INSTRUCTION »
Each entry here needs to be set down again exactly, please; pictures are left out.

--- MATERIAL PROVIDED ---

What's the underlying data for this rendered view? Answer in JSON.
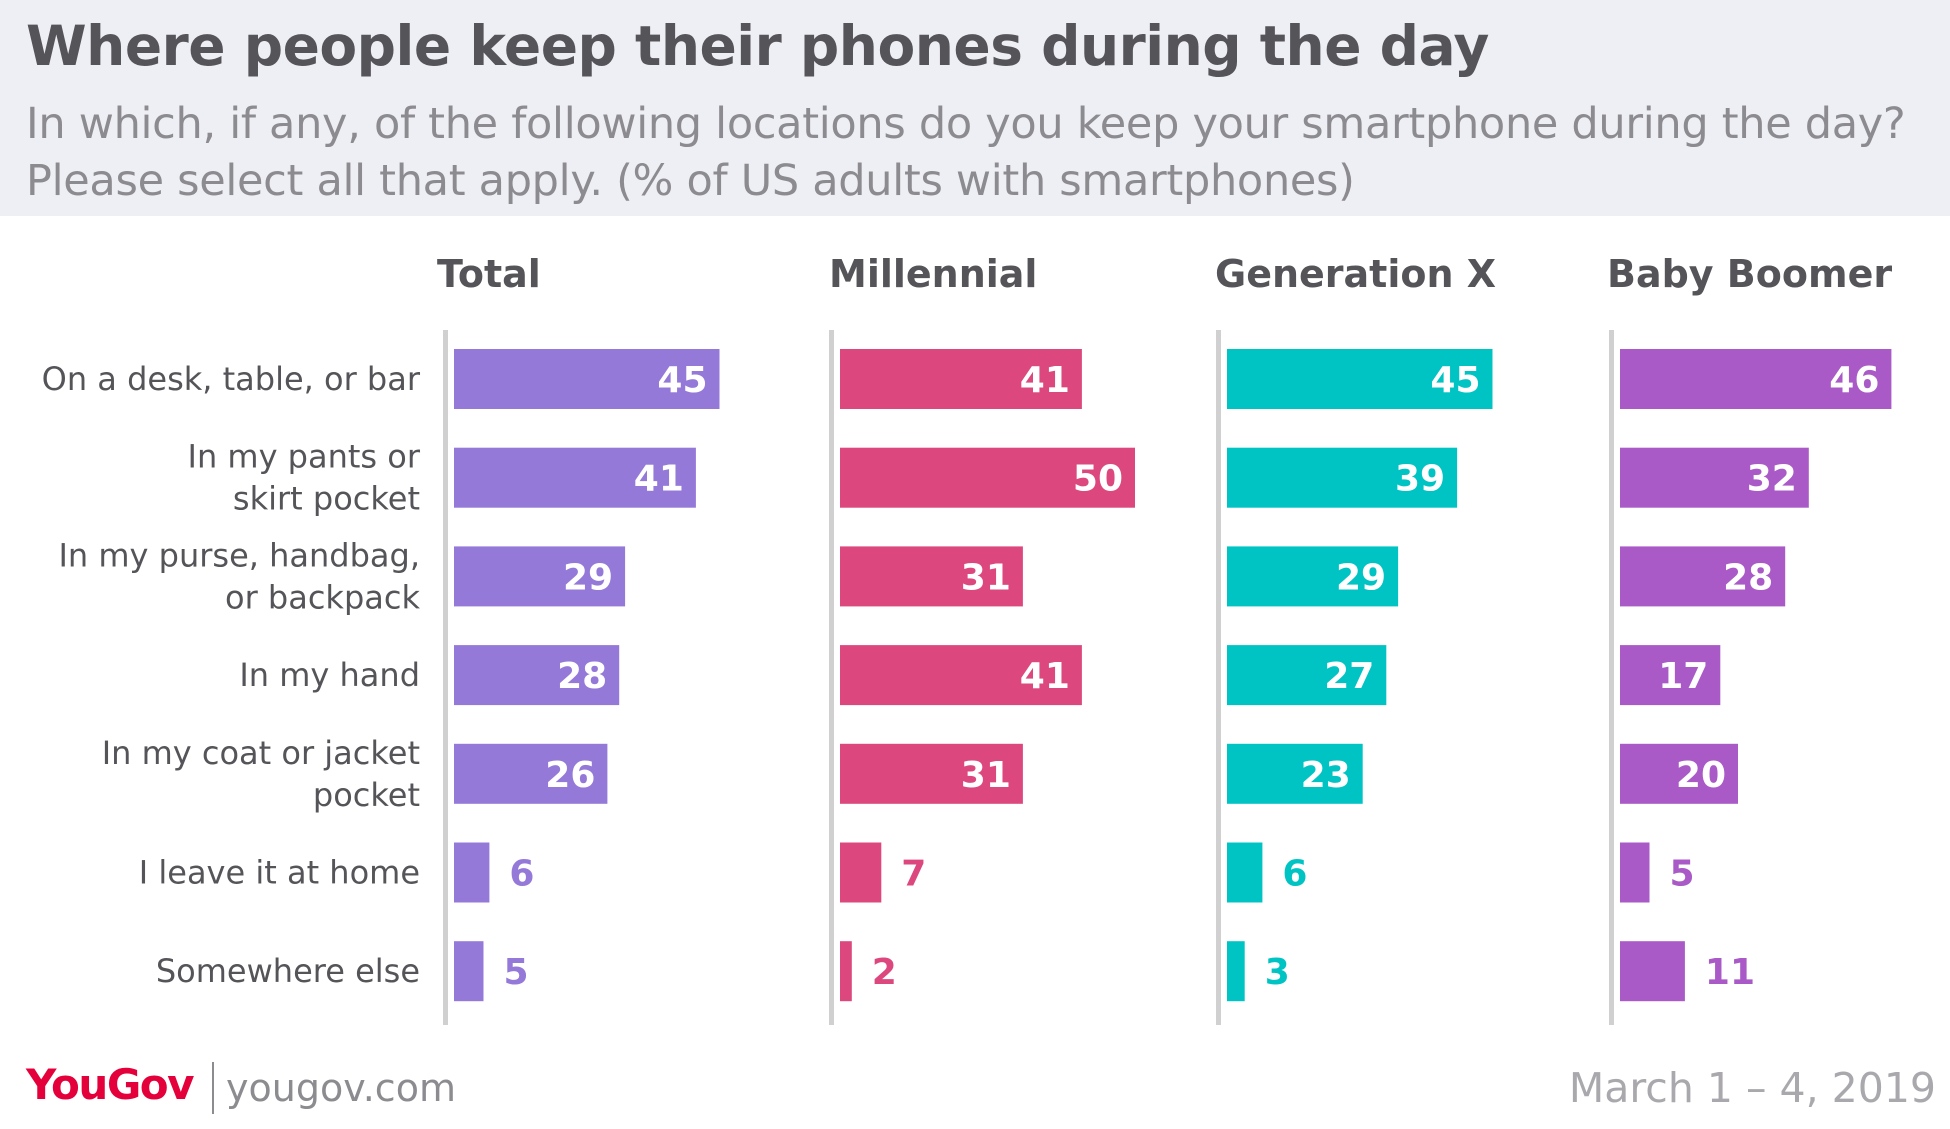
{
  "title": "Where people keep their phones during the day",
  "subtitle_line1": "In which, if any, of the following locations do you keep your smartphone during the day?",
  "subtitle_line2": "Please select all that apply. (% of US adults with smartphones)",
  "footer": {
    "brand": "YouGov",
    "site": "yougov.com",
    "date": "March 1 – 4, 2019"
  },
  "colors": {
    "Total": "#9479d8",
    "Millennial": "#dc487d",
    "Generation X": "#00c4c4",
    "Baby Boomer": "#a95ac7",
    "axis": "#d0d0d0"
  },
  "chart_data": {
    "type": "bar",
    "orientation": "horizontal",
    "layout": "small-multiples",
    "categories": [
      [
        "On a desk, table, or bar"
      ],
      [
        "In my pants or",
        "skirt pocket"
      ],
      [
        "In my purse, handbag,",
        "or backpack"
      ],
      [
        "In my hand"
      ],
      [
        "In my coat or jacket",
        "pocket"
      ],
      [
        "I leave it at home"
      ],
      [
        "Somewhere else"
      ]
    ],
    "series": [
      {
        "name": "Total",
        "values": [
          45,
          41,
          29,
          28,
          26,
          6,
          5
        ]
      },
      {
        "name": "Millennial",
        "values": [
          41,
          50,
          31,
          41,
          31,
          7,
          2
        ]
      },
      {
        "name": "Generation X",
        "values": [
          45,
          39,
          29,
          27,
          23,
          6,
          3
        ]
      },
      {
        "name": "Baby Boomer",
        "values": [
          46,
          32,
          28,
          17,
          20,
          5,
          11
        ]
      }
    ],
    "xlim": [
      0,
      50
    ],
    "grid": false,
    "legend": "none",
    "data_labels": true
  }
}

---

EXPECTED ANSWER »
What's the underlying data for this rendered view? Answer in JSON.
{
  "title": "Where people keep their phones during the day",
  "subtitle_line1": "In which, if any, of the following locations do you keep your smartphone during the day?",
  "subtitle_line2": "Please select all that apply. (% of US adults with smartphones)",
  "footer": {
    "brand": "YouGov",
    "site": "yougov.com",
    "date": "March 1 – 4, 2019"
  },
  "colors": {
    "Total": "#9479d8",
    "Millennial": "#dc487d",
    "Generation X": "#00c4c4",
    "Baby Boomer": "#a95ac7",
    "axis": "#d0d0d0"
  },
  "chart_data": {
    "type": "bar",
    "orientation": "horizontal",
    "layout": "small-multiples",
    "categories": [
      [
        "On a desk, table, or bar"
      ],
      [
        "In my pants or",
        "skirt pocket"
      ],
      [
        "In my purse, handbag,",
        "or backpack"
      ],
      [
        "In my hand"
      ],
      [
        "In my coat or jacket",
        "pocket"
      ],
      [
        "I leave it at home"
      ],
      [
        "Somewhere else"
      ]
    ],
    "series": [
      {
        "name": "Total",
        "values": [
          45,
          41,
          29,
          28,
          26,
          6,
          5
        ]
      },
      {
        "name": "Millennial",
        "values": [
          41,
          50,
          31,
          41,
          31,
          7,
          2
        ]
      },
      {
        "name": "Generation X",
        "values": [
          45,
          39,
          29,
          27,
          23,
          6,
          3
        ]
      },
      {
        "name": "Baby Boomer",
        "values": [
          46,
          32,
          28,
          17,
          20,
          5,
          11
        ]
      }
    ],
    "xlim": [
      0,
      50
    ],
    "grid": false,
    "legend": "none",
    "data_labels": true
  }
}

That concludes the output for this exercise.